Provided information:
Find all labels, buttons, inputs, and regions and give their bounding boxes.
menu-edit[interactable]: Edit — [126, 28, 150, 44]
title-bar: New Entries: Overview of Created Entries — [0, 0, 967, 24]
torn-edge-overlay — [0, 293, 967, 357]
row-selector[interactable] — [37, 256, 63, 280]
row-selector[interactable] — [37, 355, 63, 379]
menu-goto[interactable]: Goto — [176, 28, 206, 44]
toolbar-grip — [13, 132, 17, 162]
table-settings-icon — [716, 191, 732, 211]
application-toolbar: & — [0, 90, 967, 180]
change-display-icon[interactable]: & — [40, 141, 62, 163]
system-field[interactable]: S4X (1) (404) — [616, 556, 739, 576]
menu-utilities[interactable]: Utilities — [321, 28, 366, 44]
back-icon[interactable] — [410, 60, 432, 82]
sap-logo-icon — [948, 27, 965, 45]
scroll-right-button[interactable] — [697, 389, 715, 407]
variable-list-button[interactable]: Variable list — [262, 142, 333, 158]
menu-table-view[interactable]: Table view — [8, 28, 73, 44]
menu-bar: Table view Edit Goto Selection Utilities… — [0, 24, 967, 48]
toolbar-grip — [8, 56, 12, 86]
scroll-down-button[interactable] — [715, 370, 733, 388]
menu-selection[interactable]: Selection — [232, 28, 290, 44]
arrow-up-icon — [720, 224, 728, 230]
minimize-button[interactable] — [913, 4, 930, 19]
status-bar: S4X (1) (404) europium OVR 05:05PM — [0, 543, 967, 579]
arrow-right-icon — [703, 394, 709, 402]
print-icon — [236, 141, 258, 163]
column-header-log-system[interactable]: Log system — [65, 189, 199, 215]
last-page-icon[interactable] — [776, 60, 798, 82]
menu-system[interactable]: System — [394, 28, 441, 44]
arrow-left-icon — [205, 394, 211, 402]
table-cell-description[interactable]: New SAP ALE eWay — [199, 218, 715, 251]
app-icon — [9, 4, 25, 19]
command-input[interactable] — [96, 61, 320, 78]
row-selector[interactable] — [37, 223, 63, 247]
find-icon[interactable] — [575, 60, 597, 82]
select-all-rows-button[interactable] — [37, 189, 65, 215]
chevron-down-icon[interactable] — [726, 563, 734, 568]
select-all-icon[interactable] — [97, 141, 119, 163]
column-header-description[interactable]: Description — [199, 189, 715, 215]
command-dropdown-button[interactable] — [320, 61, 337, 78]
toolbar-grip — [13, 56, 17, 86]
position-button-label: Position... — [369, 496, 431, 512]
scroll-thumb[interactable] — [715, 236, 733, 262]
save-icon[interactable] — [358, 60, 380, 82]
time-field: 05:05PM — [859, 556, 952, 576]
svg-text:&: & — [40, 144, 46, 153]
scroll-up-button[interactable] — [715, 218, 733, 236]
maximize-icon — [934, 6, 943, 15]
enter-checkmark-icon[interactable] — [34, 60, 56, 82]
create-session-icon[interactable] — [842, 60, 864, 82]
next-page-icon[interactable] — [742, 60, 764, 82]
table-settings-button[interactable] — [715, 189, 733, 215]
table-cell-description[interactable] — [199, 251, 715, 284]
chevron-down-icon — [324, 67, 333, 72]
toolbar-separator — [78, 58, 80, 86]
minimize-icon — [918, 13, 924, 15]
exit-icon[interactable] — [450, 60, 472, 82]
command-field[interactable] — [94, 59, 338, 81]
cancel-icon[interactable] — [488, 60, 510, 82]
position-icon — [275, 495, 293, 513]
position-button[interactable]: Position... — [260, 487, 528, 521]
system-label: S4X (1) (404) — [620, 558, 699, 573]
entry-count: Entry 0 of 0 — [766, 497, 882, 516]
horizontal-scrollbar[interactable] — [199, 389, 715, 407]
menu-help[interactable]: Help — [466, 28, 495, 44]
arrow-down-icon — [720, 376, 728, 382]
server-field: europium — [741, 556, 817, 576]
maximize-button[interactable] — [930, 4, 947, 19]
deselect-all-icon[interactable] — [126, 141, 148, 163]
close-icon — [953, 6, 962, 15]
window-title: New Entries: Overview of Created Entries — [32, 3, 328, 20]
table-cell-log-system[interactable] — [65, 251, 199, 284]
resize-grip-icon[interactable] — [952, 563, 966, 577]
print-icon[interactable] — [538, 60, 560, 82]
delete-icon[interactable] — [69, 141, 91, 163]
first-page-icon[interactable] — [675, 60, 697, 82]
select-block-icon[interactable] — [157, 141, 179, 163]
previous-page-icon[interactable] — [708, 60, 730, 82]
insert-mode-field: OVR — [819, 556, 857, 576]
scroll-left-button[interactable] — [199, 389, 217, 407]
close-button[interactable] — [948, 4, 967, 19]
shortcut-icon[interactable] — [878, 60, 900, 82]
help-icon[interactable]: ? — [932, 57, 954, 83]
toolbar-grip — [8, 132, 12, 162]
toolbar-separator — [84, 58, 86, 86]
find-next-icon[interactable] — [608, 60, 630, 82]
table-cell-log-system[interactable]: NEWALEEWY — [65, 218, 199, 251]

Task to carry out: Can you reproduce the listing above word for word, from its first line through the line containing "back-icon[interactable] — [410, 60, 432, 82]", including both of those lines?

Task result:
Find all labels, buttons, inputs, and regions and give their bounding boxes.
menu-edit[interactable]: Edit — [126, 28, 150, 44]
title-bar: New Entries: Overview of Created Entries — [0, 0, 967, 24]
torn-edge-overlay — [0, 293, 967, 357]
row-selector[interactable] — [37, 256, 63, 280]
row-selector[interactable] — [37, 355, 63, 379]
menu-goto[interactable]: Goto — [176, 28, 206, 44]
toolbar-grip — [13, 132, 17, 162]
table-settings-icon — [716, 191, 732, 211]
application-toolbar: & — [0, 90, 967, 180]
change-display-icon[interactable]: & — [40, 141, 62, 163]
system-field[interactable]: S4X (1) (404) — [616, 556, 739, 576]
menu-utilities[interactable]: Utilities — [321, 28, 366, 44]
back-icon[interactable] — [410, 60, 432, 82]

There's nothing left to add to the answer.